TASK BRIEF.
Please reproduce the listing below line for line, with no changes.

DATA IN THIS EXERCISE.
··········
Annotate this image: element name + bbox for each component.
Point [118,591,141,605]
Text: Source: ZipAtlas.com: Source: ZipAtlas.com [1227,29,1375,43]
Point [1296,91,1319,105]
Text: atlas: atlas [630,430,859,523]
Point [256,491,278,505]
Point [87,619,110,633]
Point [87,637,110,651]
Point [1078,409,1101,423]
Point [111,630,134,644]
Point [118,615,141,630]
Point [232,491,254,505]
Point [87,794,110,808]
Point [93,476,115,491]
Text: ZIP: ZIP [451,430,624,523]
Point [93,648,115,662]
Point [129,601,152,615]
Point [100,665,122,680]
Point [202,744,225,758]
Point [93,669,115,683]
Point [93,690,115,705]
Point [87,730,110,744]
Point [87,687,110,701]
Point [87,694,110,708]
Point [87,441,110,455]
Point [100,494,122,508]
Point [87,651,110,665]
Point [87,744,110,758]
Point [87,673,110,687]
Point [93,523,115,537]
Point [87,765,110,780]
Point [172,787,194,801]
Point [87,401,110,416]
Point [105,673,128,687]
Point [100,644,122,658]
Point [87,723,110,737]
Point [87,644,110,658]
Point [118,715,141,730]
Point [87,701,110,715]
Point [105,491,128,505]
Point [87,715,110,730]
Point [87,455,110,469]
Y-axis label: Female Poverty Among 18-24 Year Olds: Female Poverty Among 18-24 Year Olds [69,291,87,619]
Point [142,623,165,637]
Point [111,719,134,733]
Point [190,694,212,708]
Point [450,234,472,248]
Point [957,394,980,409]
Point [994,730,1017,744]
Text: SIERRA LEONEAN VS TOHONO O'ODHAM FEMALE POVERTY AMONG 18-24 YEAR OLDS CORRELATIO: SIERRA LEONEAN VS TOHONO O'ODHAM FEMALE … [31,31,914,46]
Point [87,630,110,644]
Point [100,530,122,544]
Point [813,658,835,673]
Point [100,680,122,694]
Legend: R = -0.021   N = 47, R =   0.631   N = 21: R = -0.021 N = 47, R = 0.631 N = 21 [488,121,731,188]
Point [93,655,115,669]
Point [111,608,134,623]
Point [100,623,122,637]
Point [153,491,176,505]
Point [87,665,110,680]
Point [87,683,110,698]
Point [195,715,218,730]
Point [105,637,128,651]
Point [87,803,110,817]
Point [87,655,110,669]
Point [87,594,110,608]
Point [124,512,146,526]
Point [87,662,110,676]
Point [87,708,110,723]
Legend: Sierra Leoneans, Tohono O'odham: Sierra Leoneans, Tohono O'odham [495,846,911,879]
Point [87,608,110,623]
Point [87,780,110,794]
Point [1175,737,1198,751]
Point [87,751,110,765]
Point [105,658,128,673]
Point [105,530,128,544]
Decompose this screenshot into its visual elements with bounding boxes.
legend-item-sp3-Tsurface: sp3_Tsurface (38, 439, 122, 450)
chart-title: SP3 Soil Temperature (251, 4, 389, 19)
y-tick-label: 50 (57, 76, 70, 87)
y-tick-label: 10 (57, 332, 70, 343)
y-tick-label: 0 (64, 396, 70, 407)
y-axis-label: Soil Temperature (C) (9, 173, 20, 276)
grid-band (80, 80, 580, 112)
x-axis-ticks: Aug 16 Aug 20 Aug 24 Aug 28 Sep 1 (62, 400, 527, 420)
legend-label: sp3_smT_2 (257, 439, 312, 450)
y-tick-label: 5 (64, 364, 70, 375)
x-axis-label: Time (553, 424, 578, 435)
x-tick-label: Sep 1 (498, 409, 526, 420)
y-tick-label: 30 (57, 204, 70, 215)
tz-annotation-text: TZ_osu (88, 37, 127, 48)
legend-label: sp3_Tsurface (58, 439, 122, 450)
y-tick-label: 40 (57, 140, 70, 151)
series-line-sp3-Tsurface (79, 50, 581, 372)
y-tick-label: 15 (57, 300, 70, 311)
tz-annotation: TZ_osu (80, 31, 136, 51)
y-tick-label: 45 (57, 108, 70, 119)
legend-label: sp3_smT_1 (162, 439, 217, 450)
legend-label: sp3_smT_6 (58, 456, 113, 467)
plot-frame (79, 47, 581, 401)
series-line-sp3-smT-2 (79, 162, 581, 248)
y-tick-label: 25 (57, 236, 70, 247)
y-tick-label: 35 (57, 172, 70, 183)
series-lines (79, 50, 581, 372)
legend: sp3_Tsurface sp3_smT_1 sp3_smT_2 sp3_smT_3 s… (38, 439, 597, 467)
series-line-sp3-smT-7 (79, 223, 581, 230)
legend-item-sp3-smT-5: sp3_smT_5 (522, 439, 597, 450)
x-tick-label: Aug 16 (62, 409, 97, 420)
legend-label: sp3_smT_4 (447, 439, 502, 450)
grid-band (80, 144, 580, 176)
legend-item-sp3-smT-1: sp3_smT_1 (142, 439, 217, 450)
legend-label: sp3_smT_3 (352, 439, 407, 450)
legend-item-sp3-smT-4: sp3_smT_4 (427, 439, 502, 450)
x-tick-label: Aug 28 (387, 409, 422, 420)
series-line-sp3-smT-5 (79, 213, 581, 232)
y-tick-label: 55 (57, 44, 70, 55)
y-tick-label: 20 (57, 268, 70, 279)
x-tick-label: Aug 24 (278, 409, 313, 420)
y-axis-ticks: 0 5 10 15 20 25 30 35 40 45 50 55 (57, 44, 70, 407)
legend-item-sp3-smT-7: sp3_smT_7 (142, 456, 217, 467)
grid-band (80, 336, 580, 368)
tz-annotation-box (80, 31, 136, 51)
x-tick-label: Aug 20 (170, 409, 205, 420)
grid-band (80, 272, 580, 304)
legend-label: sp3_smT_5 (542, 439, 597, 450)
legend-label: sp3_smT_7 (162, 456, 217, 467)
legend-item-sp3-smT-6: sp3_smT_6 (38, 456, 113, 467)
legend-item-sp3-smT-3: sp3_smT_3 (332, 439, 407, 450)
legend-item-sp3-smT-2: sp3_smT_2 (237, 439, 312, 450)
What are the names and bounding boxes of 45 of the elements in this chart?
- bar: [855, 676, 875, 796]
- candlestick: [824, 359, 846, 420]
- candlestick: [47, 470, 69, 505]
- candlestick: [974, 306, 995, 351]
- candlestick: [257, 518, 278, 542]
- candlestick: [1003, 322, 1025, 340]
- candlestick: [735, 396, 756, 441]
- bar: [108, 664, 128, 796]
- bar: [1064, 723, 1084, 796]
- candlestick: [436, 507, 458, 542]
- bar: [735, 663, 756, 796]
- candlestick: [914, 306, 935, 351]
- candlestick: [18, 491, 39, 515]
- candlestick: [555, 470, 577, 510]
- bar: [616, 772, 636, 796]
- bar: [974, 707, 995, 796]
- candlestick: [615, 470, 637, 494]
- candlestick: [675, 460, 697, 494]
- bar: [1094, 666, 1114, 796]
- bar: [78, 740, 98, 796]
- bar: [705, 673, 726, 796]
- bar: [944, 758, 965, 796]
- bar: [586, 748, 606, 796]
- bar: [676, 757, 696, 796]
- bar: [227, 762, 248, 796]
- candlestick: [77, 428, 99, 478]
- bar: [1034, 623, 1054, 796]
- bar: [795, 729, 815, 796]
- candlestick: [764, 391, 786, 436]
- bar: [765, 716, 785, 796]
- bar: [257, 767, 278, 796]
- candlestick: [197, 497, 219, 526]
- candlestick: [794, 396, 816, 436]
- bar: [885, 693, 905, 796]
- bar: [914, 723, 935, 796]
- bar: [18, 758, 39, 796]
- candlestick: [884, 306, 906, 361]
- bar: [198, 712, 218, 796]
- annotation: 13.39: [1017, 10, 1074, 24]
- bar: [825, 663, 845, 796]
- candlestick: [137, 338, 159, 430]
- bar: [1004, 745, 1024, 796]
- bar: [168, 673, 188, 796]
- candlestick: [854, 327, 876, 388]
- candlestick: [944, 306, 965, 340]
··········
TASK OUTPUT.
Annotate this image: element name + bbox for each component.
Point [118,591,141,605]
Text: Source: ZipAtlas.com: Source: ZipAtlas.com [1227,29,1375,43]
Point [1296,91,1319,105]
Text: atlas: atlas [630,430,859,523]
Point [256,491,278,505]
Point [87,619,110,633]
Point [87,637,110,651]
Point [1078,409,1101,423]
Point [111,630,134,644]
Point [118,615,141,630]
Point [232,491,254,505]
Point [87,794,110,808]
Point [93,476,115,491]
Text: ZIP: ZIP [451,430,624,523]
Point [93,648,115,662]
Point [129,601,152,615]
Point [100,665,122,680]
Point [202,744,225,758]
Point [93,669,115,683]
Point [93,690,115,705]
Point [87,730,110,744]
Point [87,687,110,701]
Point [87,694,110,708]
Point [87,441,110,455]
Point [100,494,122,508]
Point [87,651,110,665]
Point [87,744,110,758]
Point [87,673,110,687]
Point [93,523,115,537]
Point [87,765,110,780]
Point [172,787,194,801]
Point [87,401,110,416]
Point [105,673,128,687]
Point [100,644,122,658]
Point [87,723,110,737]
Point [87,644,110,658]
Point [118,715,141,730]
Point [87,701,110,715]
Point [105,491,128,505]
Point [87,715,110,730]
Point [87,455,110,469]
Y-axis label: Female Poverty Among 18-24 Year Olds: Female Poverty Among 18-24 Year Olds [69,291,87,619]
Point [142,623,165,637]
Point [111,719,134,733]
Point [190,694,212,708]
Point [450,234,472,248]
Point [957,394,980,409]
Point [994,730,1017,744]
Text: SIERRA LEONEAN VS TOHONO O'ODHAM FEMALE POVERTY AMONG 18-24 YEAR OLDS CORRELATIO: SIERRA LEONEAN VS TOHONO O'ODHAM FEMALE … [31,31,914,46]
Point [87,630,110,644]
Point [100,530,122,544]
Point [813,658,835,673]
Point [100,680,122,694]
Legend: R = -0.021   N = 47, R =   0.631   N = 21: R = -0.021 N = 47, R = 0.631 N = 21 [488,121,731,188]
Point [93,655,115,669]
Point [111,608,134,623]
Point [100,623,122,637]
Point [153,491,176,505]
Point [87,665,110,680]
Point [87,683,110,698]
Point [195,715,218,730]
Point [105,637,128,651]
Point [87,803,110,817]
Point [87,655,110,669]
Point [87,594,110,608]
Point [124,512,146,526]
Point [87,662,110,676]
Point [87,708,110,723]
Legend: Sierra Leoneans, Tohono O'odham: Sierra Leoneans, Tohono O'odham [495,846,911,879]
Point [87,608,110,623]
Point [87,780,110,794]
Point [1175,737,1198,751]
Point [87,751,110,765]
Point [105,658,128,673]
Point [105,530,128,544]
Decompose this screenshot into its visual elements with bounding boxes.
legend-item-sp3-Tsurface: sp3_Tsurface (38, 439, 122, 450)
chart-title: SP3 Soil Temperature (251, 4, 389, 19)
y-tick-label: 50 (57, 76, 70, 87)
y-tick-label: 10 (57, 332, 70, 343)
y-tick-label: 0 (64, 396, 70, 407)
y-axis-label: Soil Temperature (C) (9, 173, 20, 276)
grid-band (80, 80, 580, 112)
x-axis-ticks: Aug 16 Aug 20 Aug 24 Aug 28 Sep 1 (62, 400, 527, 420)
legend-label: sp3_smT_2 (257, 439, 312, 450)
y-tick-label: 5 (64, 364, 70, 375)
x-axis-label: Time (553, 424, 578, 435)
x-tick-label: Sep 1 (498, 409, 526, 420)
y-tick-label: 30 (57, 204, 70, 215)
tz-annotation-text: TZ_osu (88, 37, 127, 48)
legend-label: sp3_Tsurface (58, 439, 122, 450)
y-tick-label: 40 (57, 140, 70, 151)
series-line-sp3-Tsurface (79, 50, 581, 372)
y-tick-label: 15 (57, 300, 70, 311)
tz-annotation: TZ_osu (80, 31, 136, 51)
y-tick-label: 45 (57, 108, 70, 119)
legend-label: sp3_smT_1 (162, 439, 217, 450)
legend-label: sp3_smT_6 (58, 456, 113, 467)
plot-frame (79, 47, 581, 401)
series-line-sp3-smT-2 (79, 162, 581, 248)
y-tick-label: 25 (57, 236, 70, 247)
y-tick-label: 35 (57, 172, 70, 183)
series-lines (79, 50, 581, 372)
legend: sp3_Tsurface sp3_smT_1 sp3_smT_2 sp3_smT_3 s… (38, 439, 597, 467)
series-line-sp3-smT-7 (79, 223, 581, 230)
legend-item-sp3-smT-5: sp3_smT_5 (522, 439, 597, 450)
x-tick-label: Aug 16 (62, 409, 97, 420)
legend-label: sp3_smT_4 (447, 439, 502, 450)
grid-band (80, 144, 580, 176)
legend-item-sp3-smT-1: sp3_smT_1 (142, 439, 217, 450)
legend-label: sp3_smT_3 (352, 439, 407, 450)
legend-item-sp3-smT-4: sp3_smT_4 (427, 439, 502, 450)
x-tick-label: Aug 28 (387, 409, 422, 420)
series-line-sp3-smT-5 (79, 213, 581, 232)
y-tick-label: 55 (57, 44, 70, 55)
y-tick-label: 20 (57, 268, 70, 279)
x-tick-label: Aug 24 (278, 409, 313, 420)
y-axis-ticks: 0 5 10 15 20 25 30 35 40 45 50 55 (57, 44, 70, 407)
legend-item-sp3-smT-7: sp3_smT_7 (142, 456, 217, 467)
grid-band (80, 336, 580, 368)
tz-annotation-box (80, 31, 136, 51)
x-tick-label: Aug 20 (170, 409, 205, 420)
grid-band (80, 272, 580, 304)
legend-label: sp3_smT_5 (542, 439, 597, 450)
legend-label: sp3_smT_7 (162, 456, 217, 467)
legend-item-sp3-smT-6: sp3_smT_6 (38, 456, 113, 467)
legend-item-sp3-smT-3: sp3_smT_3 (332, 439, 407, 450)
legend-item-sp3-smT-2: sp3_smT_2 (237, 439, 312, 450)
What are the names and bounding boxes of 45 of the elements in this chart?
- bar: [855, 676, 875, 796]
- candlestick: [824, 359, 846, 420]
- candlestick: [47, 470, 69, 505]
- candlestick: [974, 306, 995, 351]
- candlestick: [257, 518, 278, 542]
- candlestick: [1003, 322, 1025, 340]
- candlestick: [735, 396, 756, 441]
- bar: [108, 664, 128, 796]
- bar: [1064, 723, 1084, 796]
- candlestick: [436, 507, 458, 542]
- bar: [735, 663, 756, 796]
- candlestick: [914, 306, 935, 351]
- candlestick: [18, 491, 39, 515]
- candlestick: [555, 470, 577, 510]
- bar: [616, 772, 636, 796]
- bar: [974, 707, 995, 796]
- candlestick: [615, 470, 637, 494]
- candlestick: [675, 460, 697, 494]
- bar: [1094, 666, 1114, 796]
- bar: [78, 740, 98, 796]
- bar: [705, 673, 726, 796]
- bar: [944, 758, 965, 796]
- bar: [586, 748, 606, 796]
- bar: [676, 757, 696, 796]
- bar: [227, 762, 248, 796]
- candlestick: [77, 428, 99, 478]
- bar: [1034, 623, 1054, 796]
- bar: [795, 729, 815, 796]
- candlestick: [764, 391, 786, 436]
- bar: [765, 716, 785, 796]
- bar: [257, 767, 278, 796]
- candlestick: [197, 497, 219, 526]
- candlestick: [794, 396, 816, 436]
- bar: [885, 693, 905, 796]
- bar: [914, 723, 935, 796]
- bar: [18, 758, 39, 796]
- candlestick: [884, 306, 906, 361]
- bar: [198, 712, 218, 796]
- annotation: 13.39: [1017, 10, 1074, 24]
- bar: [825, 663, 845, 796]
- candlestick: [137, 338, 159, 430]
- bar: [1004, 745, 1024, 796]
- bar: [168, 673, 188, 796]
- candlestick: [854, 327, 876, 388]
- candlestick: [944, 306, 965, 340]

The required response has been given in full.